=== DATA ENTRIES ===
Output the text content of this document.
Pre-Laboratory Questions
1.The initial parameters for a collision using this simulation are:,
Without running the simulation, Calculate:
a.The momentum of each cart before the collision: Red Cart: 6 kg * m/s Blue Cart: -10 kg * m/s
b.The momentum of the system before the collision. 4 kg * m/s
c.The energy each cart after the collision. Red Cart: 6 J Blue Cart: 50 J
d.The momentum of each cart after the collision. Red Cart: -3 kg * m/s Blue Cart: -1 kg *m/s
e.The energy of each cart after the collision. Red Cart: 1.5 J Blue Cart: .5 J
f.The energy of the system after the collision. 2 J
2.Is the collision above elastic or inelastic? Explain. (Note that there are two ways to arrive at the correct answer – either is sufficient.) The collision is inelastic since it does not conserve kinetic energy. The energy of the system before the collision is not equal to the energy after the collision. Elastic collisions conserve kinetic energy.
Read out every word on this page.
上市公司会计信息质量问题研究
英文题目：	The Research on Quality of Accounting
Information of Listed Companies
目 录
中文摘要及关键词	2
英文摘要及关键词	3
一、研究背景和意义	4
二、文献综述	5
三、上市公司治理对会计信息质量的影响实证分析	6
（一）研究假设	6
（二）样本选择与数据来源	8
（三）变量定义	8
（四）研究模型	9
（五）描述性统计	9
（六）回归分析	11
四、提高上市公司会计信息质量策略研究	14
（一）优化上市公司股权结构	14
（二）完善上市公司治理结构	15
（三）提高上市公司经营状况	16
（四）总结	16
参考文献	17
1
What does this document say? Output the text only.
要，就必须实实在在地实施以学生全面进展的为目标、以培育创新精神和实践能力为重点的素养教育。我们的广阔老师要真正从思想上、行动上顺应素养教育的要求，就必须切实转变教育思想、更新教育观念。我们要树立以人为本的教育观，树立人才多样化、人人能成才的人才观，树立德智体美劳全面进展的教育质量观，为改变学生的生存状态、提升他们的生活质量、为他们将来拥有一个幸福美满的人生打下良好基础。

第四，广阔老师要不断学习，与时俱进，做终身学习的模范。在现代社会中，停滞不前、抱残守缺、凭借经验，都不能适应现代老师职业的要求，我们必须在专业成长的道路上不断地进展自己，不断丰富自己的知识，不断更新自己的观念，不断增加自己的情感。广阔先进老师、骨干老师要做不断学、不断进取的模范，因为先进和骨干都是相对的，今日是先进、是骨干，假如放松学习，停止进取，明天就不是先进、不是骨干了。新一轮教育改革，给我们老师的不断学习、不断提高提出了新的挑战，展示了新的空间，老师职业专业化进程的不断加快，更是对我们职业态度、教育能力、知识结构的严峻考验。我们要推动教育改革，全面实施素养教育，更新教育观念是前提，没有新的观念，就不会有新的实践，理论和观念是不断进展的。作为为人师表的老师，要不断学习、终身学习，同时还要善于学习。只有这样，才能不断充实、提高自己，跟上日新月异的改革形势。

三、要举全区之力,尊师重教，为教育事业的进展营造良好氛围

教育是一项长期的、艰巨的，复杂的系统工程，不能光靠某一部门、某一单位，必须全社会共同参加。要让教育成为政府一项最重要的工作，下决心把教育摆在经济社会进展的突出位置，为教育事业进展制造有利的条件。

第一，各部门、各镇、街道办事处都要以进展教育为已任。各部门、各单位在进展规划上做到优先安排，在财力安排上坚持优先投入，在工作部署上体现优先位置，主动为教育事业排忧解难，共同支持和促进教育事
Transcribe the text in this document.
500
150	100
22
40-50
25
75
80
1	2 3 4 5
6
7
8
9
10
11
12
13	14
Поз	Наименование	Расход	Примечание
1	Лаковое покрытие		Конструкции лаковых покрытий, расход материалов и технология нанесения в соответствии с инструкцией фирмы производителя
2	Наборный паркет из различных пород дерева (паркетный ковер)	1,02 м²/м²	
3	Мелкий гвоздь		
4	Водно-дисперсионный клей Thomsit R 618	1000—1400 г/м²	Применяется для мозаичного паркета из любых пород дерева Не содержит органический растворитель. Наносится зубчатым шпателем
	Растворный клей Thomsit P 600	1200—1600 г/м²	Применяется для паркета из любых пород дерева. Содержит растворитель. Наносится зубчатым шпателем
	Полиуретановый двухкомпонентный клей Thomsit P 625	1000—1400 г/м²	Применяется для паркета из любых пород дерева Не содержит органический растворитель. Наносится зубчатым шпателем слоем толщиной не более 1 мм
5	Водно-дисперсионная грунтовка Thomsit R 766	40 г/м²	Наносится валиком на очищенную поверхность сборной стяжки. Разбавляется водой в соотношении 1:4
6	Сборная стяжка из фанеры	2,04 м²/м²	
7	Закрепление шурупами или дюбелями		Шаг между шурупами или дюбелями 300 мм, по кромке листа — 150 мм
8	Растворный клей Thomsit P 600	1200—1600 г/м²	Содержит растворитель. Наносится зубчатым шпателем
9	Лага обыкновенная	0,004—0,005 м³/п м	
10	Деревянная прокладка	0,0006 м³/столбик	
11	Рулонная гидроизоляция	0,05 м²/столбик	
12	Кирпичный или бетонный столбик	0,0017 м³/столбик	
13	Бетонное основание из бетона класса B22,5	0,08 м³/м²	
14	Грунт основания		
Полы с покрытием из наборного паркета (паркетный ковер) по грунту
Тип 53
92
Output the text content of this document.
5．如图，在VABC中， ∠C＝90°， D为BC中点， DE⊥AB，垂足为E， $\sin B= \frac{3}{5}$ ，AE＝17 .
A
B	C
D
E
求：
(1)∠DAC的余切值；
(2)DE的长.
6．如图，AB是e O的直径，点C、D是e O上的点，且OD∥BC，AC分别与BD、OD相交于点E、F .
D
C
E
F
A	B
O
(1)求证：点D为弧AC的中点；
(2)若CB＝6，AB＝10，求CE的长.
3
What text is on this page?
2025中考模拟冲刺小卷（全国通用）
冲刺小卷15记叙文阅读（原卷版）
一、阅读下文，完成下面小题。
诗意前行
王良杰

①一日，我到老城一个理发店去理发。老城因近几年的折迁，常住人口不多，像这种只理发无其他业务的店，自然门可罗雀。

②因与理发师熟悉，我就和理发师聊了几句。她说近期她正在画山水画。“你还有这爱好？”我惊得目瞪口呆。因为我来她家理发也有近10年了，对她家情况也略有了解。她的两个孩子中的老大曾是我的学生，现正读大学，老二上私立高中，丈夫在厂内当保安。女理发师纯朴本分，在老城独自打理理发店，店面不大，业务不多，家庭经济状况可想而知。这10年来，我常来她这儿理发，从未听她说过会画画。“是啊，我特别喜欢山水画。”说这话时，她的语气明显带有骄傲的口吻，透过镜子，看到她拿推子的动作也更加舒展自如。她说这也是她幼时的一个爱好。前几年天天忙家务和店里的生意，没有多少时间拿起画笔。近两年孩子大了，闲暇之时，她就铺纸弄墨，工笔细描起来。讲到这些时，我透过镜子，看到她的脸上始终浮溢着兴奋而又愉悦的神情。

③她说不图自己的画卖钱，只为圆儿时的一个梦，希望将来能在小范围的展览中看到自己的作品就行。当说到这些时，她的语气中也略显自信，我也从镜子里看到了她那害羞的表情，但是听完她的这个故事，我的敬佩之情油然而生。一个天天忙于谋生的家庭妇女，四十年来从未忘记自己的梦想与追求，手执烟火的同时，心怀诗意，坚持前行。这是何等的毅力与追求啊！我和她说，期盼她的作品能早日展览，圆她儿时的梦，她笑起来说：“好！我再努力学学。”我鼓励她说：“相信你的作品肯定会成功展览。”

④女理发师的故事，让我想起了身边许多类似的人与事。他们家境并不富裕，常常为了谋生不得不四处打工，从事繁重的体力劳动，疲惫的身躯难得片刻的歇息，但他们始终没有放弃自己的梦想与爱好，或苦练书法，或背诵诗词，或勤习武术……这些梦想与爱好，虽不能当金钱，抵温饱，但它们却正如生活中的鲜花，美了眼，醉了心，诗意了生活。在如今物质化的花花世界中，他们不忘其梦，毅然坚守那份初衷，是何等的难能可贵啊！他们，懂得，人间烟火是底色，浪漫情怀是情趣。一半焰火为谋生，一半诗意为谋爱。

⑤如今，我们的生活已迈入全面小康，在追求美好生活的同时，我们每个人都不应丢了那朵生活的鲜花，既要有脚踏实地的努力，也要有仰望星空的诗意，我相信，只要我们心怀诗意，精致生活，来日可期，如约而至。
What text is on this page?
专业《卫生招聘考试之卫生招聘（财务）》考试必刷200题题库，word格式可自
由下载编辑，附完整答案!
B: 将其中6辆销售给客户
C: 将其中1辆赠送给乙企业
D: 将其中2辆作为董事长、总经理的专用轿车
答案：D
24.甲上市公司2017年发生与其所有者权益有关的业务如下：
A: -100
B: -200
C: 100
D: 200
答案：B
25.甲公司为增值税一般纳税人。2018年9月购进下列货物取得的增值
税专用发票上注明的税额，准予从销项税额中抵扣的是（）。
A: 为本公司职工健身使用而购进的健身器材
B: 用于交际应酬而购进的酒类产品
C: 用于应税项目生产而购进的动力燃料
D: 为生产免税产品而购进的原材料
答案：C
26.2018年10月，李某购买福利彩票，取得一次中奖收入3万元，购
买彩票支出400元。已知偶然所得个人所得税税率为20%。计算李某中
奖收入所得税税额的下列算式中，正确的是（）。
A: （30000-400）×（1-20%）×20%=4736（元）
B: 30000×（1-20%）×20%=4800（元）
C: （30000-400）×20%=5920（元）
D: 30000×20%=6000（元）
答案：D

=== SET EXERCISE ===
Reproduce every line from the entries that holds the word "Водно".

=== EXERCISE RESULT ===
4	Водно-дисперсионный клей Thomsit R 618	1000—1400 г/м²	Применяется для мозаичного паркета из любых пород дерева Не содержит органический растворитель. Наносится зубчатым шпателем
5	Водно-дисперсионная грунтовка Thomsit R 766	40 г/м²	Наносится валиком на очищенную поверхность сборной стяжки. Разбавляется водой в соотношении 1:4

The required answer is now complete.